*Brief:* Select every line below containing the word "name".

◆ ◆ ◆

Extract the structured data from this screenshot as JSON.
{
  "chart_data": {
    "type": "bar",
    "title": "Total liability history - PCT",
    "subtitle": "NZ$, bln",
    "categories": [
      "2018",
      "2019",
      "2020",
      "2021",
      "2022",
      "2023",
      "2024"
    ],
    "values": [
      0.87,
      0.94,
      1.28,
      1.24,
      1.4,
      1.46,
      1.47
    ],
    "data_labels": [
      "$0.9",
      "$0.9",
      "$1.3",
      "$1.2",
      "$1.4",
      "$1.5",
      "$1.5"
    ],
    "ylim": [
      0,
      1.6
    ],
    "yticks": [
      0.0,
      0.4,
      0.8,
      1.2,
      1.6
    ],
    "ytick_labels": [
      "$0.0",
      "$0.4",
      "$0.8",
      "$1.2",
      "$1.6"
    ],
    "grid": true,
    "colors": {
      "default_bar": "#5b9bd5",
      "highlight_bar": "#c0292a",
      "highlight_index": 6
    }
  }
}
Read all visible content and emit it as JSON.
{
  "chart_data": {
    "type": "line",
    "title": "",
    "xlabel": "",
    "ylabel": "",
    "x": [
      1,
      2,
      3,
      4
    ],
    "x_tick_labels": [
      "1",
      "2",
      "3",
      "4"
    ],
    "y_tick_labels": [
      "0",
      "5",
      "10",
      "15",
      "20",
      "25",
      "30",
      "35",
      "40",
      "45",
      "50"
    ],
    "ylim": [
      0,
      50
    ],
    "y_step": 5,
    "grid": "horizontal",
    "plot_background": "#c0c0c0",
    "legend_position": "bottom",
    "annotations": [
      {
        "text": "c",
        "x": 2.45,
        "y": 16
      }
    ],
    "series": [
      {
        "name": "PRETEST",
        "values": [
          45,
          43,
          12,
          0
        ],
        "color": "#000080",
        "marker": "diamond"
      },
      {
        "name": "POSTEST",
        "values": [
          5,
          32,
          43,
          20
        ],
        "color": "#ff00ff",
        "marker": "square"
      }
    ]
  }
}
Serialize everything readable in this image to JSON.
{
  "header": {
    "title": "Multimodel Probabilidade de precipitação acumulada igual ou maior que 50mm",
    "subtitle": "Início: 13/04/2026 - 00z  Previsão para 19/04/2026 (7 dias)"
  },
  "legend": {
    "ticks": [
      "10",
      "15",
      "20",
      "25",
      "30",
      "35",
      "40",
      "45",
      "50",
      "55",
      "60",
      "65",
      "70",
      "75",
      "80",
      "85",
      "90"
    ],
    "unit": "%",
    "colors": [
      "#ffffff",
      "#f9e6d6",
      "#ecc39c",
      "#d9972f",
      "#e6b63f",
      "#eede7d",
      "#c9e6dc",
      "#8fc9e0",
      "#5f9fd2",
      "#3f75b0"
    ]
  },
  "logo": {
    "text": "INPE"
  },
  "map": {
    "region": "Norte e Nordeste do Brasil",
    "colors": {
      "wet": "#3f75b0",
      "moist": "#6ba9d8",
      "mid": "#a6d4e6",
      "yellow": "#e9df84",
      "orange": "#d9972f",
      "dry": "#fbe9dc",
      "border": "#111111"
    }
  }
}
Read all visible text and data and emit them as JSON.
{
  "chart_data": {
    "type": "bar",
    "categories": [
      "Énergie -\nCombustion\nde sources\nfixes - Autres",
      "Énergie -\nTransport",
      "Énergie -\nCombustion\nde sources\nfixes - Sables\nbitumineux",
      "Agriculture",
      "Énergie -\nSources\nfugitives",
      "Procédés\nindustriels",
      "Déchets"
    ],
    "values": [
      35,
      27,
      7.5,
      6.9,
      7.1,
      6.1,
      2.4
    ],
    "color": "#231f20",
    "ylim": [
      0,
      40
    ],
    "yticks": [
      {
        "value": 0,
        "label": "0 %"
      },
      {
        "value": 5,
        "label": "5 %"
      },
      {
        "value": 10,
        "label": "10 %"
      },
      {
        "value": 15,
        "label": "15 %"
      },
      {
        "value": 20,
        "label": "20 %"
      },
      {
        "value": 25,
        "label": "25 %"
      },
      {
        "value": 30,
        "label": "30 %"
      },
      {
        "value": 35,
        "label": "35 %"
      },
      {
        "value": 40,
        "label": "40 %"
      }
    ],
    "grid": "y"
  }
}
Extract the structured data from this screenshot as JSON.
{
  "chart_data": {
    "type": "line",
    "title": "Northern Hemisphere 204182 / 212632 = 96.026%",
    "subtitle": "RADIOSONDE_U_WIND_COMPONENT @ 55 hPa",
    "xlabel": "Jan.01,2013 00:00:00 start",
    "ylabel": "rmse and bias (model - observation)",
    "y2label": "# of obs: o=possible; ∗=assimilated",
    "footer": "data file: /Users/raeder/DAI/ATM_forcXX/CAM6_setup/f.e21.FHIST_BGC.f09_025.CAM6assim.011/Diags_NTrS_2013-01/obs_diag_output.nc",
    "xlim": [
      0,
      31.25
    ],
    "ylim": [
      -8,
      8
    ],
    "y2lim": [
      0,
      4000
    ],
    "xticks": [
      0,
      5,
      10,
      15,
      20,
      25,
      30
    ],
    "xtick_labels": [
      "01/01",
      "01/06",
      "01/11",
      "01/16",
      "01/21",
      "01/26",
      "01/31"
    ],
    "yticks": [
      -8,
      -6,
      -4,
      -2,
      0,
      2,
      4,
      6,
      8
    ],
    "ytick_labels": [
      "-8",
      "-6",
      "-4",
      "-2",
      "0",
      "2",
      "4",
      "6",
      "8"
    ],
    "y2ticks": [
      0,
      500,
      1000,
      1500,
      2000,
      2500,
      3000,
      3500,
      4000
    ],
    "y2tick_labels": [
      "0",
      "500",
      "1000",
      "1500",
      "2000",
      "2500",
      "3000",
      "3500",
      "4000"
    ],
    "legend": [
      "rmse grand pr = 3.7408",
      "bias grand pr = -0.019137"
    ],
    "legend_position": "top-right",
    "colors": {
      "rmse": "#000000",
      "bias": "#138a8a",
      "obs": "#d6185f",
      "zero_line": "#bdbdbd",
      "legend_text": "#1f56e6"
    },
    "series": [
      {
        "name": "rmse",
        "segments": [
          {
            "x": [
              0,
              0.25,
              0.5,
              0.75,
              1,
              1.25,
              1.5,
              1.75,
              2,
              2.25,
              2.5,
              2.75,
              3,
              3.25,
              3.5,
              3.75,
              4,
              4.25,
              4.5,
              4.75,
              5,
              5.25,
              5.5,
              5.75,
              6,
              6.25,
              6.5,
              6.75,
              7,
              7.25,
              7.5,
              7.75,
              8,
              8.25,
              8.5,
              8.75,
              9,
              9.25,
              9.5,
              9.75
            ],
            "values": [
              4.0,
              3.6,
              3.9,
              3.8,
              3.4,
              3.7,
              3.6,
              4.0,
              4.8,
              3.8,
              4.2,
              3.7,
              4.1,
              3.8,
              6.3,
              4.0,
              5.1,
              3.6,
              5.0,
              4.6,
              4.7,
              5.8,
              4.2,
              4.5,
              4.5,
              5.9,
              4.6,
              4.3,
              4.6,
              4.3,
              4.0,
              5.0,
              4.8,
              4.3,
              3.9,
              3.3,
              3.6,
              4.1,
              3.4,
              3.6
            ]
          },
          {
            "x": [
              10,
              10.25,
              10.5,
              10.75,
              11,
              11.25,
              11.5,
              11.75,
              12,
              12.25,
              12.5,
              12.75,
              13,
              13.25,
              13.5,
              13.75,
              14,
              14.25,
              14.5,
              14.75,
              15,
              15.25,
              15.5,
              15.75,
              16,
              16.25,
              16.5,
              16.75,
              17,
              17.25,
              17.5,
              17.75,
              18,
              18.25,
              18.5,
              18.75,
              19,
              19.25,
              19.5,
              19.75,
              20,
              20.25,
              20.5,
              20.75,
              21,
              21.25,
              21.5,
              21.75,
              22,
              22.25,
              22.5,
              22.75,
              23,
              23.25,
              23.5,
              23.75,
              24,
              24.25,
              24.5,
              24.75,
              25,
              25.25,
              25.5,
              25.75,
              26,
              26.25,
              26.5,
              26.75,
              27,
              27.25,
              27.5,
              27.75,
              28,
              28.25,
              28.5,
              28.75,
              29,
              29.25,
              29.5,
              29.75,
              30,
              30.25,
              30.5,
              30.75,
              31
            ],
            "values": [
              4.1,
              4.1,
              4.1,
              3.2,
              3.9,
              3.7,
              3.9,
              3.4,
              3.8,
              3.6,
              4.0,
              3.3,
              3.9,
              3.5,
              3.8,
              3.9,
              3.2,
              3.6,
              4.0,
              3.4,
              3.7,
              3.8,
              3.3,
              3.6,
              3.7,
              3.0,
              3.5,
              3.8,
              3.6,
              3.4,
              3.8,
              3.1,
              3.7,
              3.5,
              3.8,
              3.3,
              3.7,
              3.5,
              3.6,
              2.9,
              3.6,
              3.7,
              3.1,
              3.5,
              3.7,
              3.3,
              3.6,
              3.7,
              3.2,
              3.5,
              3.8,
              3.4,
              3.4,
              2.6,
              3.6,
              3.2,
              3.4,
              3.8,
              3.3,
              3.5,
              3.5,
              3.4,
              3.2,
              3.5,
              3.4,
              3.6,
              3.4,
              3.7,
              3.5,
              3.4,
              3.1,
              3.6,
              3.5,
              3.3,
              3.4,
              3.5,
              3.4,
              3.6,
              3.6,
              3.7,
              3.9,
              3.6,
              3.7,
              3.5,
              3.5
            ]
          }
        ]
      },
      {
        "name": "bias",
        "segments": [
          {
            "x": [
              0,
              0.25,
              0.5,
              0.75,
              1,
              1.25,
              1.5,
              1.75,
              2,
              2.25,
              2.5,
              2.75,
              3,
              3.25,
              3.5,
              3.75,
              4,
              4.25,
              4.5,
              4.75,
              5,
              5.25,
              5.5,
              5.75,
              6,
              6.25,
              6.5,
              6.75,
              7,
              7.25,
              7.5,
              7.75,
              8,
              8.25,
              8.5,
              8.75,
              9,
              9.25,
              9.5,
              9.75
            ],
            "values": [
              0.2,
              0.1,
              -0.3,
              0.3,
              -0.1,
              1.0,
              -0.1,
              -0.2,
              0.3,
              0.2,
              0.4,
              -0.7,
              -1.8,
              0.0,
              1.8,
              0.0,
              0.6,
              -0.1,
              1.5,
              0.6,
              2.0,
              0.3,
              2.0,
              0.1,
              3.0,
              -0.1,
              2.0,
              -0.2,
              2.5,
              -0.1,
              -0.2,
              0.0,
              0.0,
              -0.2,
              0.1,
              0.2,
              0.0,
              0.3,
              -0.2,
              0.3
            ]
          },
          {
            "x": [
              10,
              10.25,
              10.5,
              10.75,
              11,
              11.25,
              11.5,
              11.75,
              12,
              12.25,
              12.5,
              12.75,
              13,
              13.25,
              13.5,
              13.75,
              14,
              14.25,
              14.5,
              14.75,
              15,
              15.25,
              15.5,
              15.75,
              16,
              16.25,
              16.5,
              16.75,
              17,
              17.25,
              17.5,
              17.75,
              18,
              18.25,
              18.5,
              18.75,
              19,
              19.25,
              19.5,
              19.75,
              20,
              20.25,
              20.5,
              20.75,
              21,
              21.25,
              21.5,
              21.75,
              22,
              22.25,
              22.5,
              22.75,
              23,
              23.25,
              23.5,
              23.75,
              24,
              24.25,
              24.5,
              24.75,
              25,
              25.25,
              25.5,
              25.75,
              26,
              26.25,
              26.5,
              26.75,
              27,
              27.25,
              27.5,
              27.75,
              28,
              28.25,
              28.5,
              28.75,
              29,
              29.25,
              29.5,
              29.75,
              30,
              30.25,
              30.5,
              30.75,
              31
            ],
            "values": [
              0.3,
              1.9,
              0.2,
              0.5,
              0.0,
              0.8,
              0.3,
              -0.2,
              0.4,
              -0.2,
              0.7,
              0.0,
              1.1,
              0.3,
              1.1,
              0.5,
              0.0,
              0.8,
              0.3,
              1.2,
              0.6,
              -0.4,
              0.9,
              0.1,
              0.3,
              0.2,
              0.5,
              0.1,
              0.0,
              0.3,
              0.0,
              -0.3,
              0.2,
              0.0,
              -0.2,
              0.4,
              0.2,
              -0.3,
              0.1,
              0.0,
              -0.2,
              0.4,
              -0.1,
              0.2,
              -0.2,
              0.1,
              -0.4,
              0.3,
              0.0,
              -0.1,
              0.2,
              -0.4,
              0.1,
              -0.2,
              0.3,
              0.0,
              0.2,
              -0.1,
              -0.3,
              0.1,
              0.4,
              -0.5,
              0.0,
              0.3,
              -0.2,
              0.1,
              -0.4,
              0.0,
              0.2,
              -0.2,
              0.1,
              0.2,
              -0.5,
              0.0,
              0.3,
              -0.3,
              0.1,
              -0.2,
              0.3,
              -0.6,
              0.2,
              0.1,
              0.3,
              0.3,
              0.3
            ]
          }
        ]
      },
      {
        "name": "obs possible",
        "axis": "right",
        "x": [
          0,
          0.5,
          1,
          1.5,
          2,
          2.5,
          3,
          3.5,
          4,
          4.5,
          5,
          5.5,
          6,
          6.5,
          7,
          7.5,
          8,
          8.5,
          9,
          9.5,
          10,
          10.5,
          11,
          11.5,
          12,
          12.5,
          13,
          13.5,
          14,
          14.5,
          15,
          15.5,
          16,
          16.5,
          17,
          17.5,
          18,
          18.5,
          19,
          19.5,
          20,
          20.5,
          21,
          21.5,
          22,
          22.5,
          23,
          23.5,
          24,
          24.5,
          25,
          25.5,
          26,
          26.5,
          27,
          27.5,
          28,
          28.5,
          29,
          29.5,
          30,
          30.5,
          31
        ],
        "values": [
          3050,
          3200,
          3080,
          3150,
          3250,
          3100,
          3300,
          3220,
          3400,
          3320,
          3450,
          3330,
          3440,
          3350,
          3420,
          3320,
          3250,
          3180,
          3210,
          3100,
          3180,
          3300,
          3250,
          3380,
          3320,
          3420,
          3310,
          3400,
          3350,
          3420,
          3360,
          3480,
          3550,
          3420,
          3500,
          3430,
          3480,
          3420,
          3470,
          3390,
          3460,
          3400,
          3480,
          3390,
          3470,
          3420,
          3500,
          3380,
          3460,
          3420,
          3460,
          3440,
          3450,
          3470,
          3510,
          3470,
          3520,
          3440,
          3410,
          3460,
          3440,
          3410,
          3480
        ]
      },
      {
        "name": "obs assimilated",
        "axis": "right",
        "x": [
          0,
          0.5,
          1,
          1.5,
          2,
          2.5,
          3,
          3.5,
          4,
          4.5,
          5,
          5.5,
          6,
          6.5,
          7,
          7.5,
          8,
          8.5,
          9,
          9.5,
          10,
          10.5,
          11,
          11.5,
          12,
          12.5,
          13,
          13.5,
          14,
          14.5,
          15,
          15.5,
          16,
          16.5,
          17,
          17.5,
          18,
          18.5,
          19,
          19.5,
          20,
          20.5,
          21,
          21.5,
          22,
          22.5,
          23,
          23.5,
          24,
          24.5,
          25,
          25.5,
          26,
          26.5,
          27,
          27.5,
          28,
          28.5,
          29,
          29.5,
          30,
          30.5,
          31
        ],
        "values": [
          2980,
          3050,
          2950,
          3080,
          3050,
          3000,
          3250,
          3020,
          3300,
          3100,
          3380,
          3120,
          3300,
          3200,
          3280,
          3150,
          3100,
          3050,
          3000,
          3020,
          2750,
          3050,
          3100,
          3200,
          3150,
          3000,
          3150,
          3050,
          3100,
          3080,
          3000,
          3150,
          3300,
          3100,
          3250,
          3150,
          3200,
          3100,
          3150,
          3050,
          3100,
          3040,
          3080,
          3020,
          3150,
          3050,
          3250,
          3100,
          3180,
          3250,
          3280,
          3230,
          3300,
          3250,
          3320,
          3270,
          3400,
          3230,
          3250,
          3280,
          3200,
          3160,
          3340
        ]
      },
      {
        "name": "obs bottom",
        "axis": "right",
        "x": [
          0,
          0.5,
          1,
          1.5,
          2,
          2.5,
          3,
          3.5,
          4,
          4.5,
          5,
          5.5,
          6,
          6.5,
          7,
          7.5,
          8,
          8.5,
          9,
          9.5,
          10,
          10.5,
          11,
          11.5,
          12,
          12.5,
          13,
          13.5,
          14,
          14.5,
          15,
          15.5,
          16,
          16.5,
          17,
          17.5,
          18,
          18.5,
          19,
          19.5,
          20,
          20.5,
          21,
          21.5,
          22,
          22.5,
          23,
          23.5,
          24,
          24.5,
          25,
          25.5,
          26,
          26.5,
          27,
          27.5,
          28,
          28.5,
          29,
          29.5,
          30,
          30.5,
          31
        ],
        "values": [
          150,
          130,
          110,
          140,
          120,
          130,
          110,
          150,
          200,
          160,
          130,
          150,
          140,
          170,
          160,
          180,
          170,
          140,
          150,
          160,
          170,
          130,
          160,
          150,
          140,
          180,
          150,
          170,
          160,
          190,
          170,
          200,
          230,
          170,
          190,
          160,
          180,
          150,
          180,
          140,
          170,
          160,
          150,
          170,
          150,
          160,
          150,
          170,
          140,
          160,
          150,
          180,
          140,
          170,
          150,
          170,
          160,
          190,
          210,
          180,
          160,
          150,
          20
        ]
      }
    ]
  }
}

◆ ◆ ◆

*Written answer:*
        "name": "PRETEST",
        "name": "POSTEST",
        "name": "rmse",
        "name": "bias",
        "name": "obs possible",
        "name": "obs assimilated",
        "name": "obs bottom",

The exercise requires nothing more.